[Try it]: Among the entries, which lines carry the string "vara"? Copy every one.

# # # # # # #

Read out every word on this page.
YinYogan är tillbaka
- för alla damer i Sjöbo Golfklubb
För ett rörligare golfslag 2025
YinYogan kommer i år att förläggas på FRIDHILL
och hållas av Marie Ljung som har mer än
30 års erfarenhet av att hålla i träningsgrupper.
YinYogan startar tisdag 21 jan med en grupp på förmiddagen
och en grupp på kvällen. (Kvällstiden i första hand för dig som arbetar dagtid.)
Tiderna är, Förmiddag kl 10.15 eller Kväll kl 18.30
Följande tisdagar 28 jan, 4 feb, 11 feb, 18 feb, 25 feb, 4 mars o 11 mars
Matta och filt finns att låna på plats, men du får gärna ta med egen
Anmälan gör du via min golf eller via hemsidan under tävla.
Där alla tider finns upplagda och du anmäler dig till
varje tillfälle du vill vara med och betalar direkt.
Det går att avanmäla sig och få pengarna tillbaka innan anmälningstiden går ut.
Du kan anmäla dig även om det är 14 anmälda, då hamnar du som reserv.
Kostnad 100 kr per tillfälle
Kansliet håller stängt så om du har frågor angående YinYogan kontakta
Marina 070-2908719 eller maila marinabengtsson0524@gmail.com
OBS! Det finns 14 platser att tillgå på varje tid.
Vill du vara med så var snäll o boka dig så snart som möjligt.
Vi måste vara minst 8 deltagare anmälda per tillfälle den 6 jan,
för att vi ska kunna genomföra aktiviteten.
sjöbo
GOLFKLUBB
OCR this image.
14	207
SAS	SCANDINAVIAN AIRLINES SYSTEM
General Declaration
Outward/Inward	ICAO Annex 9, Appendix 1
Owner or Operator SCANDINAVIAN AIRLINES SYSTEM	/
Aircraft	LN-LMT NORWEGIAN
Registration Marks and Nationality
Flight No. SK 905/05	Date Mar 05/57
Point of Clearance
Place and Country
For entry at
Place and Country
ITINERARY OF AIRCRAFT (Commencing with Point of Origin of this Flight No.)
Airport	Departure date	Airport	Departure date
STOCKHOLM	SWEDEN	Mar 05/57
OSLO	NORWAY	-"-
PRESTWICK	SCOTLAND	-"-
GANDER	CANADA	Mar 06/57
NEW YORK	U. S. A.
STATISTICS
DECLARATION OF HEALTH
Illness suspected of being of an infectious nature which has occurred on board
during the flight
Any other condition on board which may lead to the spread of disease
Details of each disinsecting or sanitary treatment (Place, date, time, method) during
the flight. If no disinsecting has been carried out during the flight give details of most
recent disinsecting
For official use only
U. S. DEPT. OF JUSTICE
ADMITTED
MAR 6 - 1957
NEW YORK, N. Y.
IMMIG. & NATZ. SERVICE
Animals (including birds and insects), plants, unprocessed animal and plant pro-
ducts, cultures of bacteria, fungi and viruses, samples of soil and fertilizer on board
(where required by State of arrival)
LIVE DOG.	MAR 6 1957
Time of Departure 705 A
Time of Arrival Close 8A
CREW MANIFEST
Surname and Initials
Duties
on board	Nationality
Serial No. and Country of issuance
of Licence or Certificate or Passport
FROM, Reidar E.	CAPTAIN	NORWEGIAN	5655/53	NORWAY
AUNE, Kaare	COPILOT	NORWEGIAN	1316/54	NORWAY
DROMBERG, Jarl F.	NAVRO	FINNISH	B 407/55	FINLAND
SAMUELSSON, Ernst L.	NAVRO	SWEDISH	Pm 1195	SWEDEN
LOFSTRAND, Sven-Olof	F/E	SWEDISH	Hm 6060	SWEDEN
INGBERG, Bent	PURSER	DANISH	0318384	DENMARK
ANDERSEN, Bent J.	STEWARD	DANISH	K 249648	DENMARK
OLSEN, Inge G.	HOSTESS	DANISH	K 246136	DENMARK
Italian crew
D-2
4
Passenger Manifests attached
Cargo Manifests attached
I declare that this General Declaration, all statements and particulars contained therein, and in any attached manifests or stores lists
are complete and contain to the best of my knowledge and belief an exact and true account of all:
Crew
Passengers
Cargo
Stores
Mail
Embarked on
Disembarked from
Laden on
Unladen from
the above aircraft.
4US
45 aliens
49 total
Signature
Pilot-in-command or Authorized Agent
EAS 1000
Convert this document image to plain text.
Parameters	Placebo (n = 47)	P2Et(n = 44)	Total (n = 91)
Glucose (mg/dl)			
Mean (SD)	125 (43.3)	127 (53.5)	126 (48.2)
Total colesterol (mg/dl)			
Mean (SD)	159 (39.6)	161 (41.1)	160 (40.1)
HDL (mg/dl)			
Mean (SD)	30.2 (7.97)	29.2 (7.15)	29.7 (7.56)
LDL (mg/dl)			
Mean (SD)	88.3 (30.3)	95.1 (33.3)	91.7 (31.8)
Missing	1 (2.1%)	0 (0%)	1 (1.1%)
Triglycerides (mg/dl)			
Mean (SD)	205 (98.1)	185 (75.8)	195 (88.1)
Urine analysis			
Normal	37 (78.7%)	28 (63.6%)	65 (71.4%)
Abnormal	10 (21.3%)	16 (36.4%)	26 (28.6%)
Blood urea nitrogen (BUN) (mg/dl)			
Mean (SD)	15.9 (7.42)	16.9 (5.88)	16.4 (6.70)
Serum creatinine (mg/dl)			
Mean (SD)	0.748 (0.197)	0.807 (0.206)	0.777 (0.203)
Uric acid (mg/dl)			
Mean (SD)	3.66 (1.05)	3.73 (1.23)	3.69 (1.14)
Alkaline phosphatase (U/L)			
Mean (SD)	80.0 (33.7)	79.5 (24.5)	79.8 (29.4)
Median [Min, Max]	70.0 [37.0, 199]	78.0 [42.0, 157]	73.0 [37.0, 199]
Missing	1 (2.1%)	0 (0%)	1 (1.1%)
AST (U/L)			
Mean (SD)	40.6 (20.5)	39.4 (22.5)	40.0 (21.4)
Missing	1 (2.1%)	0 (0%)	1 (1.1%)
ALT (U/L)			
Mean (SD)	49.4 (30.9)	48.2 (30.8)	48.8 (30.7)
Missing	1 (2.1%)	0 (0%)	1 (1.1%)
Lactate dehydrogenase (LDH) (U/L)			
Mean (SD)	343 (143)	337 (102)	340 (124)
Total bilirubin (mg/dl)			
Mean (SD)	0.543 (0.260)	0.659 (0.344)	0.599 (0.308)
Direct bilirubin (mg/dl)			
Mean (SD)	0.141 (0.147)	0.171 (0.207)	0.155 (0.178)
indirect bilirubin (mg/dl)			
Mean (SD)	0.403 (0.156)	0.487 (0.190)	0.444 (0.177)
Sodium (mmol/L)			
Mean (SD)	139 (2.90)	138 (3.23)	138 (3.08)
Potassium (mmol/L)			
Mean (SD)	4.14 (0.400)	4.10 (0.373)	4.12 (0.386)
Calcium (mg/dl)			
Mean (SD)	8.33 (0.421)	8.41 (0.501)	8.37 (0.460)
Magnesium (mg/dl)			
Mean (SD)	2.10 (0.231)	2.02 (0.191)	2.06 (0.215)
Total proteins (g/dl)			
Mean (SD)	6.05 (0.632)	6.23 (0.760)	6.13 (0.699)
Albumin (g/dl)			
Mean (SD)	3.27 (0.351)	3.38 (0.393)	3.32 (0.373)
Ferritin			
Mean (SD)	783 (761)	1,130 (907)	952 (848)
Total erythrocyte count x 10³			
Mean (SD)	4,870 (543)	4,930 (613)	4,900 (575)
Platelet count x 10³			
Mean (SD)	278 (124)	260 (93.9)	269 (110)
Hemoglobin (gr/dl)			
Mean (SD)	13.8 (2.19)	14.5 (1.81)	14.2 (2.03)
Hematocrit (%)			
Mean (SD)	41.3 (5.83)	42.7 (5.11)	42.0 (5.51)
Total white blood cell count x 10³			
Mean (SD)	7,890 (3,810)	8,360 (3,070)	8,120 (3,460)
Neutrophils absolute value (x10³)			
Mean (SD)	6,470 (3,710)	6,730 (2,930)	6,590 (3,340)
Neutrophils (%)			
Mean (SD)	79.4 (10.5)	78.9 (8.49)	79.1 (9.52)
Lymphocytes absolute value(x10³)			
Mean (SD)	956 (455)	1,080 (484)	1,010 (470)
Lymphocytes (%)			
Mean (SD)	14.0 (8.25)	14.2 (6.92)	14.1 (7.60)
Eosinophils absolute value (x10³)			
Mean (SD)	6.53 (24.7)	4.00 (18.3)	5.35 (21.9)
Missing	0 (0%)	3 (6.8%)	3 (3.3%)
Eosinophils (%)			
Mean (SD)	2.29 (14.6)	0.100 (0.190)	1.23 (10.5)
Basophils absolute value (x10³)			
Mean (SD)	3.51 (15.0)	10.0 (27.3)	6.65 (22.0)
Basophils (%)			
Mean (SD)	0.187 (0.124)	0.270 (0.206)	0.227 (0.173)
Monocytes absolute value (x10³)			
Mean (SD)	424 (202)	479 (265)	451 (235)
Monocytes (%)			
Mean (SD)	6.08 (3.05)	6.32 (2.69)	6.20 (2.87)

# # # # # # #

[Task response]:
varje tillfälle du vill vara med och betalar direkt.
Vill du vara med så var snäll o boka dig så snart som möjligt.
Vi måste vara minst 8 deltagare anmälda per tillfälle den 6 jan,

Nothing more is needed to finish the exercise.